▸ Exercise objective
List all lines of the data that include the string "Trade".

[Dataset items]
* start *
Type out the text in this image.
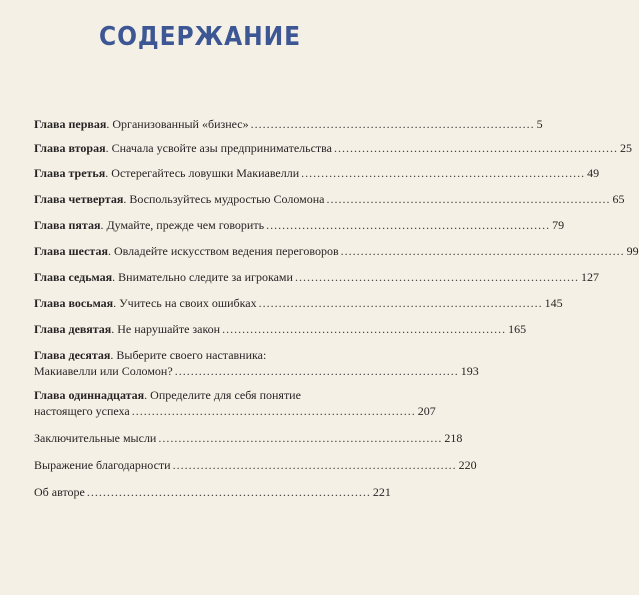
СОДЕРЖАНИЕ
Глава первая. Организованный «бизнес» ....................................................................... 5
Глава вторая. Сначала усвойте азы предпринимательства ....................................................................... 25
Глава третья. Остерегайтесь ловушки Макиавелли ....................................................................... 49
Глава четвертая. Воспользуйтесь мудростью Соломона ....................................................................... 65
Глава пятая. Думайте, прежде чем говорить ....................................................................... 79
Глава шестая. Овладейте искусством ведения переговоров ....................................................................... 99
Глава седьмая. Внимательно следите за игроками ....................................................................... 127
Глава восьмая. Учитесь на своих ошибках ....................................................................... 145
Глава девятая. Не нарушайте закон ....................................................................... 165
Глава десятая. Выберите своего наставника:
Макиавелли или Соломон? ....................................................................... 193
Глава одиннадцатая. Определите для себя понятие
настоящего успеха ....................................................................... 207
Заключительные мысли ....................................................................... 218
Выражение благодарности ....................................................................... 220
Об авторе ....................................................................... 221
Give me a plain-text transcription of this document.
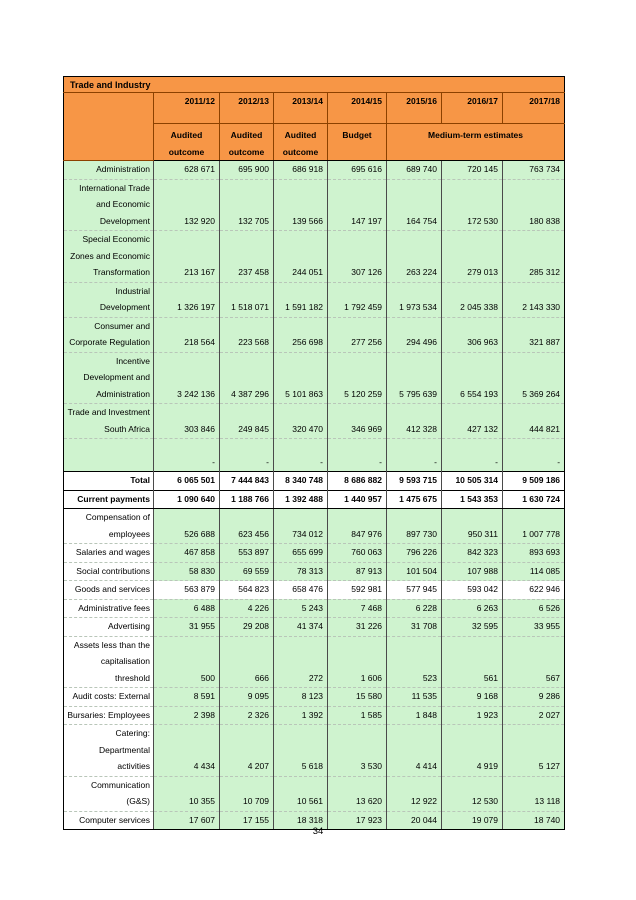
Trade and Industry							
	2011/12	2012/13	2013/14	2014/15	2015/16	2016/17	2017/18
	Audited outcome	Audited outcome	Audited outcome	Budget	Medium-term estimates		
Administration	628 671	695 900	686 918	695 616	689 740	720 145	763 734
International Trade and Economic Development	132 920	132 705	139 566	147 197	164 754	172 530	180 838
Special Economic Zones and Economic Transformation	213 167	237 458	244 051	307 126	263 224	279 013	285 312
Industrial Development	1 326 197	1 518 071	1 591 182	1 792 459	1 973 534	2 045 338	2 143 330
Consumer and Corporate Regulation	218 564	223 568	256 698	277 256	294 496	306 963	321 887
Incentive Development and Administration	3 242 136	4 387 296	5 101 863	5 120 259	5 795 639	6 554 193	5 369 264
Trade and Investment South Africa	303 846	249 845	320 470	346 969	412 328	427 132	444 821
	-	-	-	-	-	-	-
Total	6 065 501	7 444 843	8 340 748	8 686 882	9 593 715	10 505 314	9 509 186
Current payments	1 090 640	1 188 766	1 392 488	1 440 957	1 475 675	1 543 353	1 630 724
Compensation of employees	526 688	623 456	734 012	847 976	897 730	950 311	1 007 778
Salaries and wages	467 858	553 897	655 699	760 063	796 226	842 323	893 693
Social contributions	58 830	69 559	78 313	87 913	101 504	107 988	114 085
Goods and services	563 879	564 823	658 476	592 981	577 945	593 042	622 946
Administrative fees	6 488	4 226	5 243	7 468	6 228	6 263	6 526
Advertising	31 955	29 208	41 374	31 226	31 708	32 595	33 955
Assets less than the capitalisation threshold	500	666	272	1 606	523	561	567
Audit costs: External	8 591	9 095	8 123	15 580	11 535	9 168	9 286
Bursaries: Employees	2 398	2 326	1 392	1 585	1 848	1 923	2 027
Catering: Departmental activities	4 434	4 207	5 618	3 530	4 414	4 919	5 127
Communication (G&S)	10 355	10 709	10 561	13 620	12 922	12 530	13 118
Computer services	17 607	17 155	18 318	17 923	20 044	19 079	18 740
34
* end *
▸ Response to this exercise
Trade and Industry							
International Trade and Economic Development	132 920	132 705	139 566	147 197	164 754	172 530	180 838
Trade and Investment South Africa	303 846	249 845	320 470	346 969	412 328	427 132	444 821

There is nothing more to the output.